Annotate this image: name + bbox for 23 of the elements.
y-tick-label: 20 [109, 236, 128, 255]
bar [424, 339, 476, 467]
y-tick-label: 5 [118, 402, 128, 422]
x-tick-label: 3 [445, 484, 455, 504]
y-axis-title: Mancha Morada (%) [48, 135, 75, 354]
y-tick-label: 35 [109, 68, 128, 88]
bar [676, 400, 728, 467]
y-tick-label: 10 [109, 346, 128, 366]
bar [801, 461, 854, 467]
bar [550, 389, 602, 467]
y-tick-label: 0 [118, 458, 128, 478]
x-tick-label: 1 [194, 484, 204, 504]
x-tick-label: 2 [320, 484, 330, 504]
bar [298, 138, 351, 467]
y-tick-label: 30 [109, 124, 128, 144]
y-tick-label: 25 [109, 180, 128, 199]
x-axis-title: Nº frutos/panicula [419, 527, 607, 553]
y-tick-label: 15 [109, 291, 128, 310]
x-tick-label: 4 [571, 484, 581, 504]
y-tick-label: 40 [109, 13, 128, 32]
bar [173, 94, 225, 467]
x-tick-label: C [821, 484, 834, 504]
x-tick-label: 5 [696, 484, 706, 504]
--- --- ---
GOAL OF THE EXERCISE -
Return every line of the material above unchanged and in the same order.

WRITTEN SOLUTION -
Annotate this image: name + bbox for 23 of the elements.
y-tick-label: 20 [109, 236, 128, 255]
bar [424, 339, 476, 467]
y-tick-label: 5 [118, 402, 128, 422]
x-tick-label: 3 [445, 484, 455, 504]
y-axis-title: Mancha Morada (%) [48, 135, 75, 354]
y-tick-label: 35 [109, 68, 128, 88]
bar [676, 400, 728, 467]
y-tick-label: 10 [109, 346, 128, 366]
bar [801, 461, 854, 467]
bar [550, 389, 602, 467]
y-tick-label: 0 [118, 458, 128, 478]
x-tick-label: 1 [194, 484, 204, 504]
x-tick-label: 2 [320, 484, 330, 504]
bar [298, 138, 351, 467]
y-tick-label: 30 [109, 124, 128, 144]
y-tick-label: 25 [109, 180, 128, 199]
x-axis-title: Nº frutos/panicula [419, 527, 607, 553]
y-tick-label: 15 [109, 291, 128, 310]
x-tick-label: 4 [571, 484, 581, 504]
y-tick-label: 40 [109, 13, 128, 32]
bar [173, 94, 225, 467]
x-tick-label: C [821, 484, 834, 504]
x-tick-label: 5 [696, 484, 706, 504]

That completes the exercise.